* **TASK**
Nothing in the data should change when you return it, but leave the pictures out.

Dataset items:
════════════════

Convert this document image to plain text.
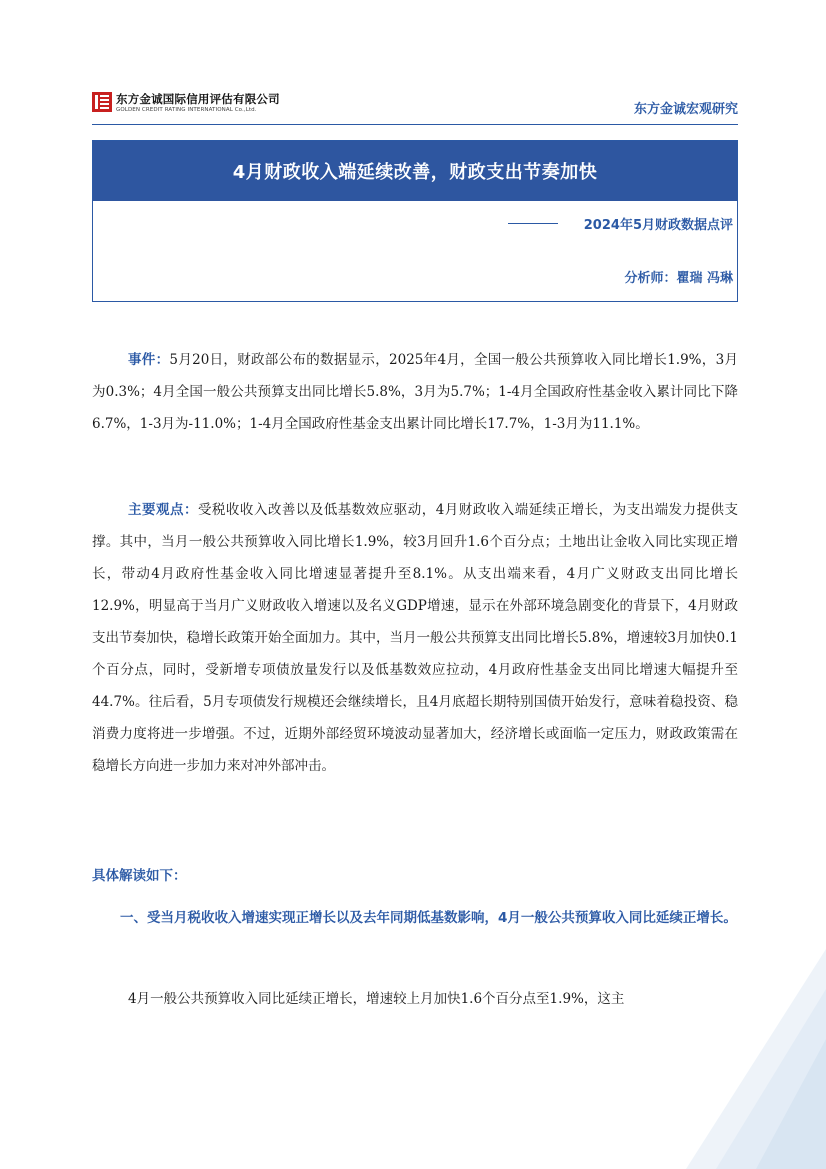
东方金诚国际信用评估有限公司
GOLDEN CREDIT RATING INTERNATIONAL Co.,Ltd.	东方金诚宏观研究
4月财政收入端延续改善，财政支出节奏加快
2024年5月财政数据点评
分析师：瞿瑞 冯琳
事件：5月20日，财政部公布的数据显示，2025年4月，全国一般公共预算收入同比增长1.9%，3月为0.3%；4月全国一般公共预算支出同比增长5.8%，3月为5.7%；1-4月全国政府性基金收入累计同比下降6.7%，1-3月为-11.0%；1-4月全国政府性基金支出累计同比增长17.7%，1-3月为11.1%。
主要观点：受税收收入改善以及低基数效应驱动，4月财政收入端延续正增长，为支出端发力提供支撑。其中，当月一般公共预算收入同比增长1.9%，较3月回升1.6个百分点；土地出让金收入同比实现正增长，带动4月政府性基金收入同比增速显著提升至8.1%。从支出端来看，4月广义财政支出同比增长12.9%，明显高于当月广义财政收入增速以及名义GDP增速，显示在外部环境急剧变化的背景下，4月财政支出节奏加快，稳增长政策开始全面加力。其中，当月一般公共预算支出同比增长5.8%，增速较3月加快0.1个百分点，同时，受新增专项债放量发行以及低基数效应拉动，4月政府性基金支出同比增速大幅提升至44.7%。往后看，5月专项债发行规模还会继续增长，且4月底超长期特别国债开始发行，意味着稳投资、稳消费力度将进一步增强。不过，近期外部经贸环境波动显著加大，经济增长或面临一定压力，财政政策需在稳增长方向进一步加力来对冲外部冲击。
具体解读如下：
一、受当月税收收入增速实现正增长以及去年同期低基数影响，4月一般公共预算收入同比延续正增长。
4月一般公共预算收入同比延续正增长，增速较上月加快1.6个百分点至1.9%，这主
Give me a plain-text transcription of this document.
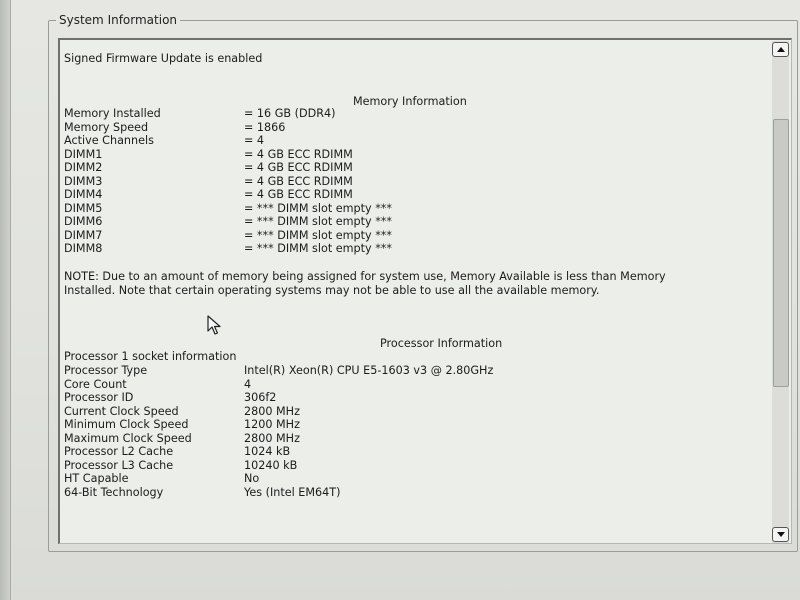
System Information
Signed Firmware Update is enabled
Memory Information
Memory Installed	= 16 GB (DDR4)
Memory Speed	= 1866
Active Channels	= 4
DIMM1	= 4 GB ECC RDIMM
DIMM2	= 4 GB ECC RDIMM
DIMM3	= 4 GB ECC RDIMM
DIMM4	= 4 GB ECC RDIMM
DIMM5	= *** DIMM slot empty ***
DIMM6	= *** DIMM slot empty ***
DIMM7	= *** DIMM slot empty ***
DIMM8	= *** DIMM slot empty ***
NOTE: Due to an amount of memory being assigned for system use, Memory Available is less than Memory Installed. Note that certain operating systems may not be able to use all the available memory.
Processor Information
Processor 1 socket information
Processor Type	Intel(R) Xeon(R) CPU E5-1603 v3 @ 2.80GHz
Core Count	4
Processor ID	306f2
Current Clock Speed	2800 MHz
Minimum Clock Speed	1200 MHz
Maximum Clock Speed	2800 MHz
Processor L2 Cache	1024 kB
Processor L3 Cache	10240 kB
HT Capable	No
64-Bit Technology	Yes (Intel EM64T)
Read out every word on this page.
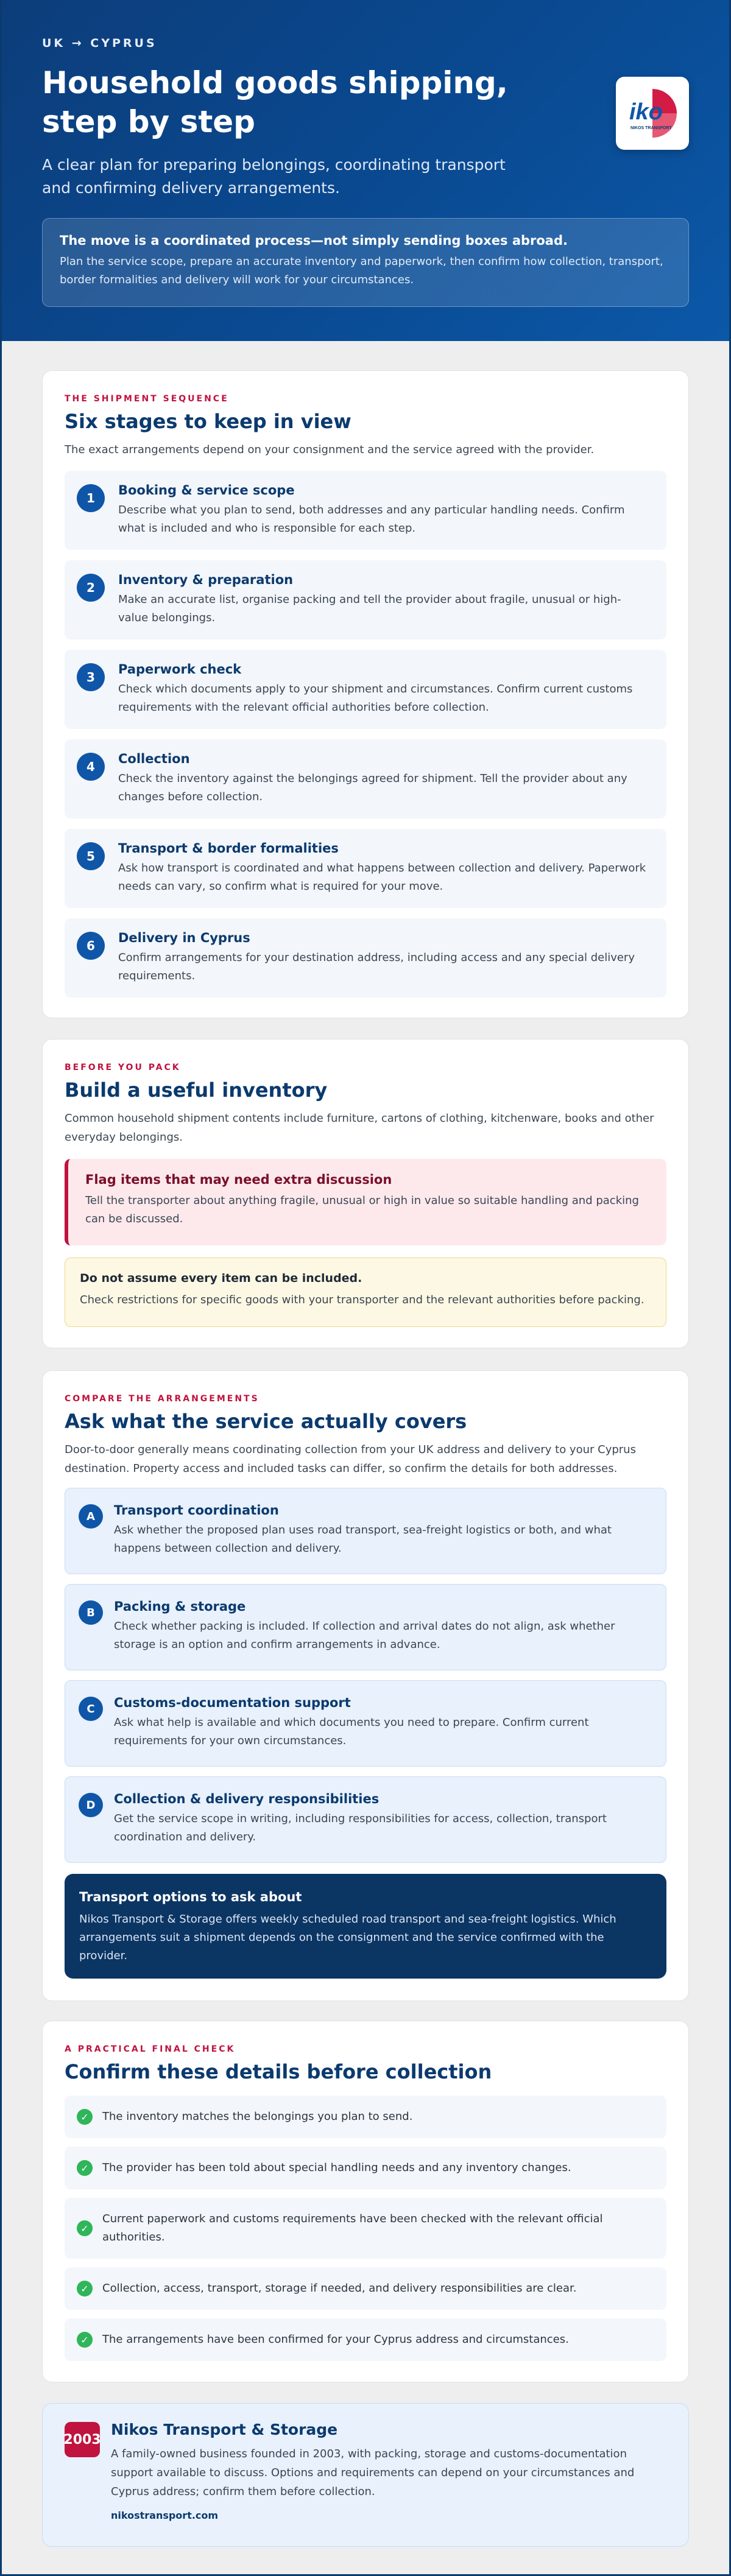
UK → CYPRUS
Household goods shipping, step by step

A clear plan for preparing belongings, coordinating transport and confirming delivery arrangements.

iko
NIKOS TRANSPORT
The move is a coordinated process—not simply sending boxes abroad.
Plan the service scope, prepare an accurate inventory and paperwork, then confirm how collection, transport, border formalities and delivery will work for your circumstances.
THE SHIPMENT SEQUENCE
Six stages to keep in view

The exact arrangements depend on your consignment and the service agreed with the provider.

1
Booking & service scope
Describe what you plan to send, both addresses and any particular handling needs. Confirm what is included and who is responsible for each step.
2
Inventory & preparation
Make an accurate list, organise packing and tell the provider about fragile, unusual or high-value belongings.
3
Paperwork check
Check which documents apply to your shipment and circumstances. Confirm current customs requirements with the relevant official authorities before collection.
4
Collection
Check the inventory against the belongings agreed for shipment. Tell the provider about any changes before collection.
5
Transport & border formalities
Ask how transport is coordinated and what happens between collection and delivery. Paperwork needs can vary, so confirm what is required for your move.
6
Delivery in Cyprus
Confirm arrangements for your destination address, including access and any special delivery requirements.
BEFORE YOU PACK
Build a useful inventory

Common household shipment contents include furniture, cartons of clothing, kitchenware, books and other everyday belongings.

Flag items that may need extra discussion
Tell the transporter about anything fragile, unusual or high in value so suitable handling and packing can be discussed.
Do not assume every item can be included.
Check restrictions for specific goods with your transporter and the relevant authorities before packing.
COMPARE THE ARRANGEMENTS
Ask what the service actually covers

Door-to-door generally means coordinating collection from your UK address and delivery to your Cyprus destination. Property access and included tasks can differ, so confirm the details for both addresses.

A	Transport coordination
Ask whether the proposed plan uses road transport, sea-freight logistics or both, and what happens between collection and delivery.
B	Packing & storage
Check whether packing is included. If collection and arrival dates do not align, ask whether storage is an option and confirm arrangements in advance.
C	Customs-documentation support
Ask what help is available and which documents you need to prepare. Confirm current requirements for your own circumstances.
D	Collection & delivery responsibilities
Get the service scope in writing, including responsibilities for access, collection, transport coordination and delivery.
Transport options to ask about
Nikos Transport & Storage offers weekly scheduled road transport and sea-freight logistics. Which arrangements suit a shipment depends on the consignment and the service confirmed with the provider.
A PRACTICAL FINAL CHECK
Confirm these details before collection
✓	The inventory matches the belongings you plan to send.
✓	The provider has been told about special handling needs and any inventory changes.
✓
Current paperwork and customs requirements have been checked with the relevant official authorities.
✓	Collection, access, transport, storage if needed, and delivery responsibilities are clear.
✓	The arrangements have been confirmed for your Cyprus address and circumstances.
2003
Nikos Transport & Storage
A family-owned business founded in 2003, with packing, storage and customs-documentation support available to discuss. Options and requirements can depend on your circumstances and Cyprus address; confirm them before collection.
nikostransport.com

════════════════

* **ANSWER TO THIS TASK**
Convert this document image to plain text.
东方金诚国际信用评估有限公司
GOLDEN CREDIT RATING INTERNATIONAL Co.,Ltd.	东方金诚宏观研究
4月财政收入端延续改善，财政支出节奏加快
2024年5月财政数据点评
分析师：瞿瑞 冯琳
事件：5月20日，财政部公布的数据显示，2025年4月，全国一般公共预算收入同比增长1.9%，3月为0.3%；4月全国一般公共预算支出同比增长5.8%，3月为5.7%；1-4月全国政府性基金收入累计同比下降6.7%，1-3月为-11.0%；1-4月全国政府性基金支出累计同比增长17.7%，1-3月为11.1%。
主要观点：受税收收入改善以及低基数效应驱动，4月财政收入端延续正增长，为支出端发力提供支撑。其中，当月一般公共预算收入同比增长1.9%，较3月回升1.6个百分点；土地出让金收入同比实现正增长，带动4月政府性基金收入同比增速显著提升至8.1%。从支出端来看，4月广义财政支出同比增长12.9%，明显高于当月广义财政收入增速以及名义GDP增速，显示在外部环境急剧变化的背景下，4月财政支出节奏加快，稳增长政策开始全面加力。其中，当月一般公共预算支出同比增长5.8%，增速较3月加快0.1个百分点，同时，受新增专项债放量发行以及低基数效应拉动，4月政府性基金支出同比增速大幅提升至44.7%。往后看，5月专项债发行规模还会继续增长，且4月底超长期特别国债开始发行，意味着稳投资、稳消费力度将进一步增强。不过，近期外部经贸环境波动显著加大，经济增长或面临一定压力，财政政策需在稳增长方向进一步加力来对冲外部冲击。
具体解读如下：
一、受当月税收收入增速实现正增长以及去年同期低基数影响，4月一般公共预算收入同比延续正增长。
4月一般公共预算收入同比延续正增长，增速较上月加快1.6个百分点至1.9%，这主
Give me a plain-text transcription of this document.
System Information
Signed Firmware Update is enabled
Memory Information
Memory Installed	= 16 GB (DDR4)
Memory Speed	= 1866
Active Channels	= 4
DIMM1	= 4 GB ECC RDIMM
DIMM2	= 4 GB ECC RDIMM
DIMM3	= 4 GB ECC RDIMM
DIMM4	= 4 GB ECC RDIMM
DIMM5	= *** DIMM slot empty ***
DIMM6	= *** DIMM slot empty ***
DIMM7	= *** DIMM slot empty ***
DIMM8	= *** DIMM slot empty ***
NOTE: Due to an amount of memory being assigned for system use, Memory Available is less than Memory Installed. Note that certain operating systems may not be able to use all the available memory.
Processor Information
Processor 1 socket information
Processor Type	Intel(R) Xeon(R) CPU E5-1603 v3 @ 2.80GHz
Core Count	4
Processor ID	306f2
Current Clock Speed	2800 MHz
Minimum Clock Speed	1200 MHz
Maximum Clock Speed	2800 MHz
Processor L2 Cache	1024 kB
Processor L3 Cache	10240 kB
HT Capable	No
64-Bit Technology	Yes (Intel EM64T)
Read out every word on this page.
UK → CYPRUS
Household goods shipping, step by step

A clear plan for preparing belongings, coordinating transport and confirming delivery arrangements.

iko
NIKOS TRANSPORT
The move is a coordinated process—not simply sending boxes abroad.
Plan the service scope, prepare an accurate inventory and paperwork, then confirm how collection, transport, border formalities and delivery will work for your circumstances.
THE SHIPMENT SEQUENCE
Six stages to keep in view

The exact arrangements depend on your consignment and the service agreed with the provider.

1
Booking & service scope
Describe what you plan to send, both addresses and any particular handling needs. Confirm what is included and who is responsible for each step.
2
Inventory & preparation
Make an accurate list, organise packing and tell the provider about fragile, unusual or high-value belongings.
3
Paperwork check
Check which documents apply to your shipment and circumstances. Confirm current customs requirements with the relevant official authorities before collection.
4
Collection
Check the inventory against the belongings agreed for shipment. Tell the provider about any changes before collection.
5
Transport & border formalities
Ask how transport is coordinated and what happens between collection and delivery. Paperwork needs can vary, so confirm what is required for your move.
6
Delivery in Cyprus
Confirm arrangements for your destination address, including access and any special delivery requirements.
BEFORE YOU PACK
Build a useful inventory

Common household shipment contents include furniture, cartons of clothing, kitchenware, books and other everyday belongings.

Flag items that may need extra discussion
Tell the transporter about anything fragile, unusual or high in value so suitable handling and packing can be discussed.
Do not assume every item can be included.
Check restrictions for specific goods with your transporter and the relevant authorities before packing.
COMPARE THE ARRANGEMENTS
Ask what the service actually covers

Door-to-door generally means coordinating collection from your UK address and delivery to your Cyprus destination. Property access and included tasks can differ, so confirm the details for both addresses.

A	Transport coordination
Ask whether the proposed plan uses road transport, sea-freight logistics or both, and what happens between collection and delivery.
B	Packing & storage
Check whether packing is included. If collection and arrival dates do not align, ask whether storage is an option and confirm arrangements in advance.
C	Customs-documentation support
Ask what help is available and which documents you need to prepare. Confirm current requirements for your own circumstances.
D	Collection & delivery responsibilities
Get the service scope in writing, including responsibilities for access, collection, transport coordination and delivery.
Transport options to ask about
Nikos Transport & Storage offers weekly scheduled road transport and sea-freight logistics. Which arrangements suit a shipment depends on the consignment and the service confirmed with the provider.
A PRACTICAL FINAL CHECK
Confirm these details before collection
✓	The inventory matches the belongings you plan to send.
✓	The provider has been told about special handling needs and any inventory changes.
✓
Current paperwork and customs requirements have been checked with the relevant official authorities.
✓	Collection, access, transport, storage if needed, and delivery responsibilities are clear.
✓	The arrangements have been confirmed for your Cyprus address and circumstances.
2003
Nikos Transport & Storage
A family-owned business founded in 2003, with packing, storage and customs-documentation support available to discuss. Options and requirements can depend on your circumstances and Cyprus address; confirm them before collection.
nikostransport.com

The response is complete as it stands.